Exactly repeat the material, dropping every picture from the copy.
──────────
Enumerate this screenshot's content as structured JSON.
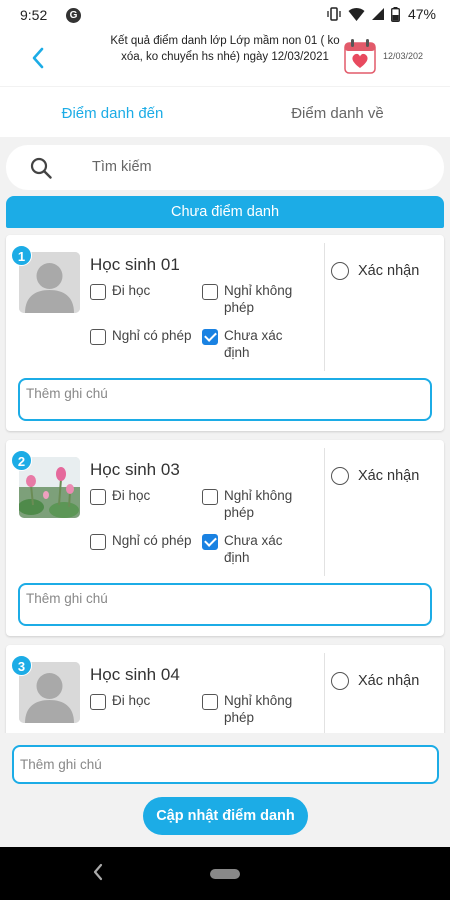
{
  "status_bar": {
    "time": "9:52",
    "battery": "47%"
  },
  "header": {
    "title": "Kết quả điểm danh lớp Lớp mầm non 01 ( ko xóa, ko chuyển hs nhé) ngày 12/03/2021",
    "date_badge": "12/03/202"
  },
  "tabs": [
    {
      "label": "Điểm danh đến",
      "active": true
    },
    {
      "label": "Điểm danh về",
      "active": false
    }
  ],
  "search": {
    "placeholder": "Tìm kiếm"
  },
  "section": {
    "banner": "Chưa điểm danh"
  },
  "options": {
    "present": "Đi học",
    "absent_unexcused": "Nghỉ không phép",
    "absent_excused": "Nghỉ có phép",
    "undetermined": "Chưa xác định",
    "confirm": "Xác nhận",
    "note_placeholder": "Thêm ghi chú"
  },
  "students": [
    {
      "num": "1",
      "name": "Học sinh 01",
      "avatar": "default-avatar",
      "status": "undetermined",
      "confirmed": false
    },
    {
      "num": "2",
      "name": "Học sinh 03",
      "avatar": "lotus-photo",
      "status": "undetermined",
      "confirmed": false
    },
    {
      "num": "3",
      "name": "Học sinh 04",
      "avatar": "default-avatar",
      "status": "undetermined",
      "confirmed": false
    }
  ],
  "footer": {
    "note_placeholder": "Thêm ghi chú",
    "update_button": "Cập nhật điểm danh"
  },
  "colors": {
    "accent": "#1cace6",
    "checkbox": "#1a82e2"
  }
}
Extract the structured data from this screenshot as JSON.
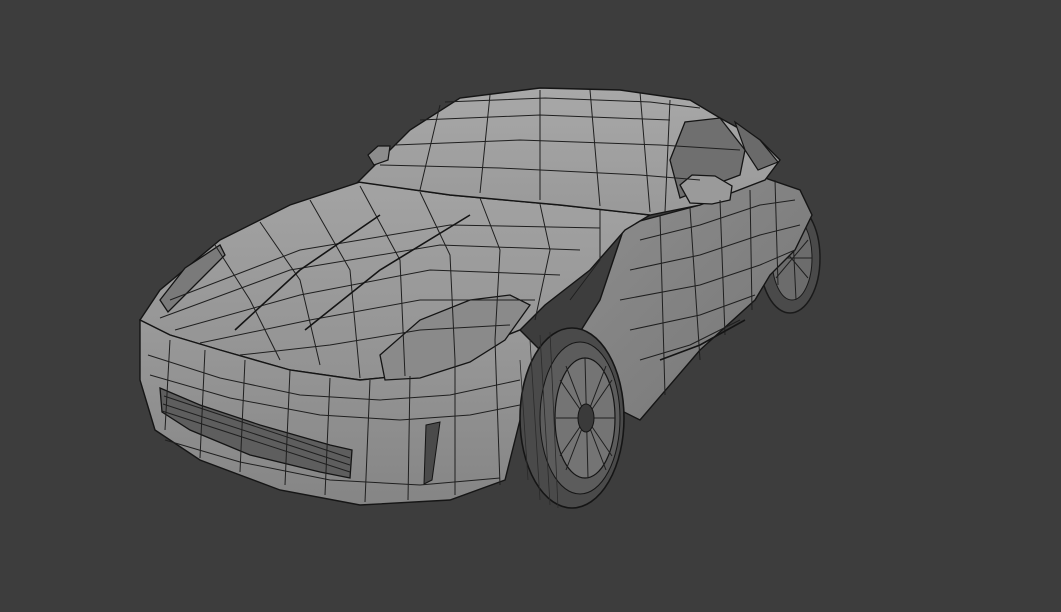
{
  "viewport": {
    "background_color": "#3d3d3d",
    "subject": "car-mesh"
  },
  "colors": {
    "body_light": "#9d9d9d",
    "body_mid": "#8a8a8a",
    "body_dark": "#6f6f6f",
    "glass": "#7c7c7c",
    "tire": "#4b4b4b",
    "wire": "#1f1f1f"
  }
}
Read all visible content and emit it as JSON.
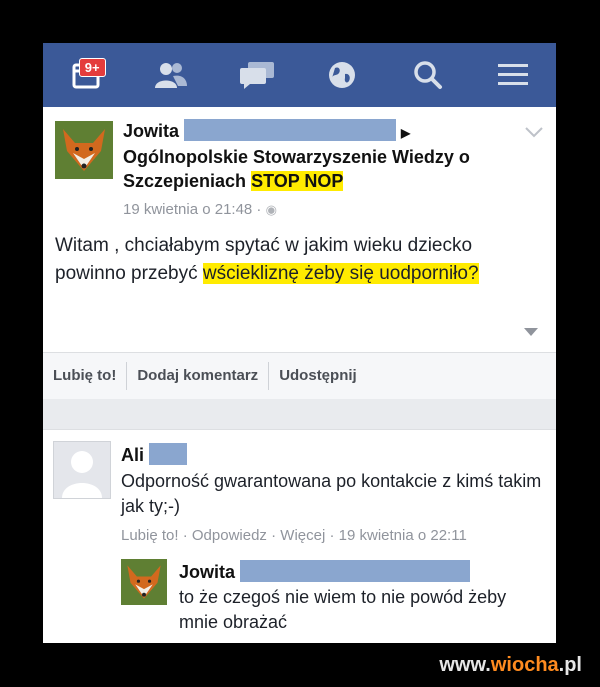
{
  "nav": {
    "notification_count": "9+",
    "items": [
      "feed-icon",
      "friends-icon",
      "messages-icon",
      "globe-icon",
      "search-icon",
      "menu-icon"
    ]
  },
  "post": {
    "author": "Jowita",
    "group": "Ogólnopolskie Stowarzyszenie Wiedzy o Szczepieniach",
    "group_highlight": "STOP NOP",
    "timestamp": "19 kwietnia o 21:48 ·",
    "body_plain": "Witam , chciałabym spytać w jakim wieku dziecko powinno przebyć",
    "body_highlight": "wściekliznę żeby się uodporniło?"
  },
  "actions": {
    "like": "Lubię to!",
    "comment": "Dodaj komentarz",
    "share": "Udostępnij"
  },
  "comments": [
    {
      "author": "Ali",
      "text": "Odporność gwarantowana po kontakcie z kimś takim jak ty;-)",
      "like": "Lubię to!",
      "reply": "Odpowiedz",
      "more": "Więcej",
      "time": "19 kwietnia o 22:11"
    },
    {
      "author": "Jowita",
      "text": "to że czegoś nie wiem to nie powód żeby mnie obrażać"
    }
  ],
  "watermark": {
    "prefix": "www.",
    "accent": "wiocha",
    "suffix": ".pl"
  },
  "colors": {
    "nav_bg": "#3b5998",
    "highlight": "#ffeb00",
    "redaction": "#8aa6cf"
  }
}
──────────
» TASK ANSWER:
Enumerate this screenshot's content as structured JSON.
{
  "status_bar": {
    "time": "9:52",
    "battery": "47%"
  },
  "header": {
    "title": "Kết quả điểm danh lớp Lớp mầm non 01 ( ko xóa, ko chuyển hs nhé) ngày 12/03/2021",
    "date_badge": "12/03/202"
  },
  "tabs": [
    {
      "label": "Điểm danh đến",
      "active": true
    },
    {
      "label": "Điểm danh về",
      "active": false
    }
  ],
  "search": {
    "placeholder": "Tìm kiếm"
  },
  "section": {
    "banner": "Chưa điểm danh"
  },
  "options": {
    "present": "Đi học",
    "absent_unexcused": "Nghỉ không phép",
    "absent_excused": "Nghỉ có phép",
    "undetermined": "Chưa xác định",
    "confirm": "Xác nhận",
    "note_placeholder": "Thêm ghi chú"
  },
  "students": [
    {
      "num": "1",
      "name": "Học sinh 01",
      "avatar": "default-avatar",
      "status": "undetermined",
      "confirmed": false
    },
    {
      "num": "2",
      "name": "Học sinh 03",
      "avatar": "lotus-photo",
      "status": "undetermined",
      "confirmed": false
    },
    {
      "num": "3",
      "name": "Học sinh 04",
      "avatar": "default-avatar",
      "status": "undetermined",
      "confirmed": false
    }
  ],
  "footer": {
    "note_placeholder": "Thêm ghi chú",
    "update_button": "Cập nhật điểm danh"
  },
  "colors": {
    "accent": "#1cace6",
    "checkbox": "#1a82e2"
  }
}
Extract the structured data from this screenshot as JSON.
{
  "viewport": {
    "background_color": "#3d3d3d",
    "subject": "car-mesh"
  },
  "colors": {
    "body_light": "#9d9d9d",
    "body_mid": "#8a8a8a",
    "body_dark": "#6f6f6f",
    "glass": "#7c7c7c",
    "tire": "#4b4b4b",
    "wire": "#1f1f1f"
  }
}
Read all visible content and emit it as JSON.
{
  "nav": {
    "notification_count": "9+",
    "items": [
      "feed-icon",
      "friends-icon",
      "messages-icon",
      "globe-icon",
      "search-icon",
      "menu-icon"
    ]
  },
  "post": {
    "author": "Jowita",
    "group": "Ogólnopolskie Stowarzyszenie Wiedzy o Szczepieniach",
    "group_highlight": "STOP NOP",
    "timestamp": "19 kwietnia o 21:48 ·",
    "body_plain": "Witam , chciałabym spytać w jakim wieku dziecko powinno przebyć",
    "body_highlight": "wściekliznę żeby się uodporniło?"
  },
  "actions": {
    "like": "Lubię to!",
    "comment": "Dodaj komentarz",
    "share": "Udostępnij"
  },
  "comments": [
    {
      "author": "Ali",
      "text": "Odporność gwarantowana po kontakcie z kimś takim jak ty;-)",
      "like": "Lubię to!",
      "reply": "Odpowiedz",
      "more": "Więcej",
      "time": "19 kwietnia o 22:11"
    },
    {
      "author": "Jowita",
      "text": "to że czegoś nie wiem to nie powód żeby mnie obrażać"
    }
  ],
  "watermark": {
    "prefix": "www.",
    "accent": "wiocha",
    "suffix": ".pl"
  },
  "colors": {
    "nav_bg": "#3b5998",
    "highlight": "#ffeb00",
    "redaction": "#8aa6cf"
  }
}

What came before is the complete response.